## Task instructions
From the entries below, copy out every line with "Execution" in it.

## Recorded data
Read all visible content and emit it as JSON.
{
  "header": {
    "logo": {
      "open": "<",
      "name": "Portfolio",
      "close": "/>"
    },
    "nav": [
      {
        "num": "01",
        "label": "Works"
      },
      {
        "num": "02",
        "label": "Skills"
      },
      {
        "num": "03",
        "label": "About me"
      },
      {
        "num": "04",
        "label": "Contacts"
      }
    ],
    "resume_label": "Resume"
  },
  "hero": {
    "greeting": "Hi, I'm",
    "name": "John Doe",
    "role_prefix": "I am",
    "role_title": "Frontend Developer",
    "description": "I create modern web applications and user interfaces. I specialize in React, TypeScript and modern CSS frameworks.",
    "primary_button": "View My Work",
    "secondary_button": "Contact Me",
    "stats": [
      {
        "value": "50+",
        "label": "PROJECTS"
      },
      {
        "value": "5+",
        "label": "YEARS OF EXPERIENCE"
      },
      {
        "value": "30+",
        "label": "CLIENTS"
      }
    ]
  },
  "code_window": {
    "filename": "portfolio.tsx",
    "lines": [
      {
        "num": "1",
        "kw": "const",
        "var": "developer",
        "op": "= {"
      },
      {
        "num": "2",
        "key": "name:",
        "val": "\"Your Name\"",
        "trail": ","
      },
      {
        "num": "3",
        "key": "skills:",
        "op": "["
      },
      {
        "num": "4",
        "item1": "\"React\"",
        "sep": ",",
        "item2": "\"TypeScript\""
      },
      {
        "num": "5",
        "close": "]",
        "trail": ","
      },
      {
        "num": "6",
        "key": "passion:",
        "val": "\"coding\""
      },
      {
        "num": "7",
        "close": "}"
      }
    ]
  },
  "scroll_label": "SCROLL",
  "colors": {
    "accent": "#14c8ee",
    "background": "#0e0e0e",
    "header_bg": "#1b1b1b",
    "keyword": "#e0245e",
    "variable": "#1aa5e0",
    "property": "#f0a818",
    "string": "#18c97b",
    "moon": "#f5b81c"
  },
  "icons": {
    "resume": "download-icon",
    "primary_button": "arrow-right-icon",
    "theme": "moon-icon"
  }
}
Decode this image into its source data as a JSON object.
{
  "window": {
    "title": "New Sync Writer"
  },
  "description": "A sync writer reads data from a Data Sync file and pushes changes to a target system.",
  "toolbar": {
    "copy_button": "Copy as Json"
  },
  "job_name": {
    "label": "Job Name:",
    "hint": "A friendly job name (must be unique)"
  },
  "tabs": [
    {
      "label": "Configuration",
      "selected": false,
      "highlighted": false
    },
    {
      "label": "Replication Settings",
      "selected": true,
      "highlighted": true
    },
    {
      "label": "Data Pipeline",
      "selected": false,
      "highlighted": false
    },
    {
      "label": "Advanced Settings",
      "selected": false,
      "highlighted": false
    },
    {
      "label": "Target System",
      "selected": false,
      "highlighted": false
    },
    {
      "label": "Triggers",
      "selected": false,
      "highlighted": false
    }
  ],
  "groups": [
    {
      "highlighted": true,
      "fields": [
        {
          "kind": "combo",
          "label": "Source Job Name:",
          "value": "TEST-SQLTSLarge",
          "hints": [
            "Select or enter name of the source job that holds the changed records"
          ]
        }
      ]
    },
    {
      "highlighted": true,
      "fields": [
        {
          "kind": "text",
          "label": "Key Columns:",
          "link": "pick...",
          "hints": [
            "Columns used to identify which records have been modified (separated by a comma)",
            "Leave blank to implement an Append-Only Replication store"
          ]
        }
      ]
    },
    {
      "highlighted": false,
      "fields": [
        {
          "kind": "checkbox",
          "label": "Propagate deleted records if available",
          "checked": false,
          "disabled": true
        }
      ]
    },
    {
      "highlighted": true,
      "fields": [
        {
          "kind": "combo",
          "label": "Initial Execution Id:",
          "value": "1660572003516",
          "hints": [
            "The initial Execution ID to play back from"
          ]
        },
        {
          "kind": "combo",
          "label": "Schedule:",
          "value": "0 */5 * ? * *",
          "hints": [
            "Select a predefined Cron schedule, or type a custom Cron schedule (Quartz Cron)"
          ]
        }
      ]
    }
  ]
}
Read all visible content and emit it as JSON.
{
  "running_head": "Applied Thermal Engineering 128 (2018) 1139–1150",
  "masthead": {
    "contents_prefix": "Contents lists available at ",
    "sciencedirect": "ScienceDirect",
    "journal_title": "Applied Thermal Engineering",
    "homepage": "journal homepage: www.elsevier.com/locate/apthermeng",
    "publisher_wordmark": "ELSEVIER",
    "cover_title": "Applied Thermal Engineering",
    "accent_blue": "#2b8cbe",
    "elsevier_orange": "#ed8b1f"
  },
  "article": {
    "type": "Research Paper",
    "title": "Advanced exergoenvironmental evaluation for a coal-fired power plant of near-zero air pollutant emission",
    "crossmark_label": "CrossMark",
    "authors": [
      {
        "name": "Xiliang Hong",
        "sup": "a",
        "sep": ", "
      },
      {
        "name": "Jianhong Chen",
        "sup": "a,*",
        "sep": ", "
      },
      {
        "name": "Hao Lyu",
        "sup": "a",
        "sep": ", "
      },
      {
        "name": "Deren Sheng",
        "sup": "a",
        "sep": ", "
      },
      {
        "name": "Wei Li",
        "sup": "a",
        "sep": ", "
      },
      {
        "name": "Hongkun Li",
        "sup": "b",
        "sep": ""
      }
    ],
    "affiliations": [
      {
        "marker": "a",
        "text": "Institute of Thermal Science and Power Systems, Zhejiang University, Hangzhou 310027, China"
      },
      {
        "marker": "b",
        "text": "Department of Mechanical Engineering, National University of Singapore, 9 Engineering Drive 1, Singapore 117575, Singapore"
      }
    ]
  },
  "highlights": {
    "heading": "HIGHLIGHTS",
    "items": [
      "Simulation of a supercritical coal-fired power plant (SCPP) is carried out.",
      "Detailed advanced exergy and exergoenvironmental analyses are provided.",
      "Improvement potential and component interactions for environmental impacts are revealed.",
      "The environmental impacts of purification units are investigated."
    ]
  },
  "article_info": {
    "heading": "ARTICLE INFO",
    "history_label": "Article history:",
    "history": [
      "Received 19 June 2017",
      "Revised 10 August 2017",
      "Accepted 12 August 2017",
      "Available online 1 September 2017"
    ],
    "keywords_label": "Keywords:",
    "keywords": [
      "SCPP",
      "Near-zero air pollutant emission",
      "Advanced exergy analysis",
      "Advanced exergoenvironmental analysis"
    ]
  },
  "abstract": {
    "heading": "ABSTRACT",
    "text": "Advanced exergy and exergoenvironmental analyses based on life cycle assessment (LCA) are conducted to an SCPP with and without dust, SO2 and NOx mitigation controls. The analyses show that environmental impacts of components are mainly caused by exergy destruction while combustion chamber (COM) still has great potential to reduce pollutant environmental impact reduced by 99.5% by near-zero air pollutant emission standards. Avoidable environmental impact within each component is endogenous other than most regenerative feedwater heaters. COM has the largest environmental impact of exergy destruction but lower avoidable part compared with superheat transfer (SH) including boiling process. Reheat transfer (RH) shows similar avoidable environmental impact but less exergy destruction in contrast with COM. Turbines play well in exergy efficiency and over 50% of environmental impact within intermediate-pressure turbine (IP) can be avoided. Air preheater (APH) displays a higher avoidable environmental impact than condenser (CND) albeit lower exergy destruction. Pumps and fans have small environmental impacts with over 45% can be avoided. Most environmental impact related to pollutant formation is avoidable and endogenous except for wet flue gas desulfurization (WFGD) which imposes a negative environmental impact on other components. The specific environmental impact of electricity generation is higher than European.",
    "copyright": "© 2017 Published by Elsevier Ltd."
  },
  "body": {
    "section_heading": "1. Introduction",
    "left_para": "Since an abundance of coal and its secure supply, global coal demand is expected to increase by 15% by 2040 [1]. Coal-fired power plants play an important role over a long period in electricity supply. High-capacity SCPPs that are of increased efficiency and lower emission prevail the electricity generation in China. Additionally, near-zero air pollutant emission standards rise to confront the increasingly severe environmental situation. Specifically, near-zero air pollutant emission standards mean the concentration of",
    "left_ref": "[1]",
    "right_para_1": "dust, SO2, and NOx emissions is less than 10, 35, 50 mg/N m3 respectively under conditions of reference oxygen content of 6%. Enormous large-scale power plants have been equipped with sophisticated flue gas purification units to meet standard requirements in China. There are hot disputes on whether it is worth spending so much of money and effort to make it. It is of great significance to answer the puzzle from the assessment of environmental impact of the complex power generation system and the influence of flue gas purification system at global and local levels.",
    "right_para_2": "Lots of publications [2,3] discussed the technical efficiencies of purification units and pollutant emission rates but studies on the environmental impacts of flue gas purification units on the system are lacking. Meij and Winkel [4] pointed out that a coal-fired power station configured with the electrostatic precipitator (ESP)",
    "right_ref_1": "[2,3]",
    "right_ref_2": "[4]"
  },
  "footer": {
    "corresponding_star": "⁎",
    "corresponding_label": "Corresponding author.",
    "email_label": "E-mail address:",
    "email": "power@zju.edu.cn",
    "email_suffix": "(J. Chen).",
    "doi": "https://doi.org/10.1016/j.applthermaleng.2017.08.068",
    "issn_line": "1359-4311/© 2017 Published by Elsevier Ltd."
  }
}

## Correct response
          "label": "Initial Execution Id:",
            "The initial Execution ID to play back from"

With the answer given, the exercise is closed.